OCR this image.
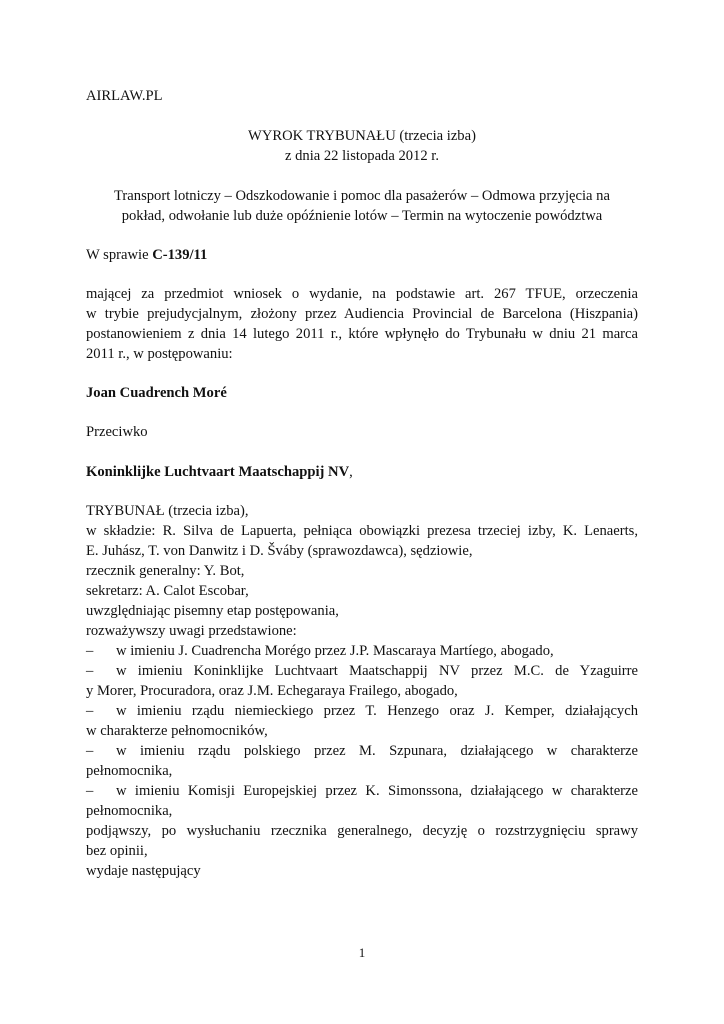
AIRLAW.PL
WYROK TRYBUNAŁU (trzecia izba)
z dnia 22 listopada 2012 r.
Transport lotniczy – Odszkodowanie i pomoc dla pasażerów – Odmowa przyjęcia na
pokład, odwołanie lub duże opóźnienie lotów – Termin na wytoczenie powództwa
W sprawie C-139/11
mającej za przedmiot wniosek o wydanie, na podstawie art. 267 TFUE, orzeczenia
w trybie prejudycjalnym, złożony przez Audiencia Provincial de Barcelona (Hiszpania)
postanowieniem z dnia 14 lutego 2011 r., które wpłynęło do Trybunału w dniu 21 marca
2011 r., w postępowaniu:
Joan Cuadrench Moré
Przeciwko
Koninklijke Luchtvaart Maatschappij NV,
TRYBUNAŁ (trzecia izba),
w składzie: R. Silva de Lapuerta, pełniąca obowiązki prezesa trzeciej izby, K. Lenaerts,
E. Juhász, T. von Danwitz i D. Šváby (sprawozdawca), sędziowie,
rzecznik generalny: Y. Bot,
sekretarz: A. Calot Escobar,
uwzględniając pisemny etap postępowania,
rozważywszy uwagi przedstawione:
– w imieniu J. Cuadrencha Morégo przez J.P. Mascaraya Martíego, abogado,
– w imieniu Koninklijke Luchtvaart Maatschappij NV przez M.C. de Yzaguirre
y Morer, Procuradora, oraz J.M. Echegaraya Frailego, abogado,
– w imieniu rządu niemieckiego przez T. Henzego oraz J. Kemper, działających
w charakterze pełnomocników,
– w imieniu rządu polskiego przez M. Szpunara, działającego w charakterze
pełnomocnika,
– w imieniu Komisji Europejskiej przez K. Simonssona, działającego w charakterze
pełnomocnika,
podjąwszy, po wysłuchaniu rzecznika generalnego, decyzję o rozstrzygnięciu sprawy
bez opinii,
wydaje następujący
1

-=-=-

__Direction__: Take every line containing the word "oraz" and copy it.

__Result__:
y Morer, Procuradora, oraz J.M. Echegaraya Frailego, abogado,
– w imieniu rządu niemieckiego przez T. Henzego oraz J. Kemper, działających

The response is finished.